DIRECTIONS FOR THIS TASK
In the material below, identify each line bearing the word "PFFA". Reproduce those lines.

EXCERPTED RECORDS
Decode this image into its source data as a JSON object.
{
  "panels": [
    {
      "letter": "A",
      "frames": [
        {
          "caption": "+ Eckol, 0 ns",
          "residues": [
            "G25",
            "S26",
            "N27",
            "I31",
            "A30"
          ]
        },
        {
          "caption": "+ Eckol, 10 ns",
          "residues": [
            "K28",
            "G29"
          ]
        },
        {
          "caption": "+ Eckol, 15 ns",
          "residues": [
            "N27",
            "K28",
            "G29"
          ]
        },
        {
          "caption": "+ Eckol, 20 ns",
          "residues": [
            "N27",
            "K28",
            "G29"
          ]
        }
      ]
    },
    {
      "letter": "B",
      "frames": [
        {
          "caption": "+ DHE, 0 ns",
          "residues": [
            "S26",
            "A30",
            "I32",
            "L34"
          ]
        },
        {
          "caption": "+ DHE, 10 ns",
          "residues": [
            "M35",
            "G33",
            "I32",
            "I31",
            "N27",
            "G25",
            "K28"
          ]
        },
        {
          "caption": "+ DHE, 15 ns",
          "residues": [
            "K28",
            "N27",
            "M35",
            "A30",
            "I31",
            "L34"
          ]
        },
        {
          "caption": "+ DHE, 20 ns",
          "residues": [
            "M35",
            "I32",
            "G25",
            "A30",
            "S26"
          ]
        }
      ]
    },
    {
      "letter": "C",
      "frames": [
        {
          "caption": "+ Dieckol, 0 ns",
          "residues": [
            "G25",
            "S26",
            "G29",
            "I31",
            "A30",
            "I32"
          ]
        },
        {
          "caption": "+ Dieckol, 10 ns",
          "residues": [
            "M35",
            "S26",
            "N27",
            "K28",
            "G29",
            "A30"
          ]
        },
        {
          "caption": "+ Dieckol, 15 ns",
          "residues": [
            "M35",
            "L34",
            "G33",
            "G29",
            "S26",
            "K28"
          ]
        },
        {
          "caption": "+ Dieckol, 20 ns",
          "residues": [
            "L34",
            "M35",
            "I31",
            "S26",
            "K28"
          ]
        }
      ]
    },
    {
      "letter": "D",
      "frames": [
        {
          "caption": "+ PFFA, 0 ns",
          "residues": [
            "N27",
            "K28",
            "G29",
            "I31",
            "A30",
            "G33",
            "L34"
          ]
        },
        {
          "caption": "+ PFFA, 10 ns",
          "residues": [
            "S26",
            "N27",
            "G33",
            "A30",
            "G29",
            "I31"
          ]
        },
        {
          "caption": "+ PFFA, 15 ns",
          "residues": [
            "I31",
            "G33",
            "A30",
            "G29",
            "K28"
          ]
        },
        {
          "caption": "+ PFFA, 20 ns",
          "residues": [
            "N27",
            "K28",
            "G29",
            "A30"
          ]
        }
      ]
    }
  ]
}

TASK RESPONSE
          "caption": "+ PFFA, 0 ns",
          "caption": "+ PFFA, 10 ns",
          "caption": "+ PFFA, 15 ns",
          "caption": "+ PFFA, 20 ns",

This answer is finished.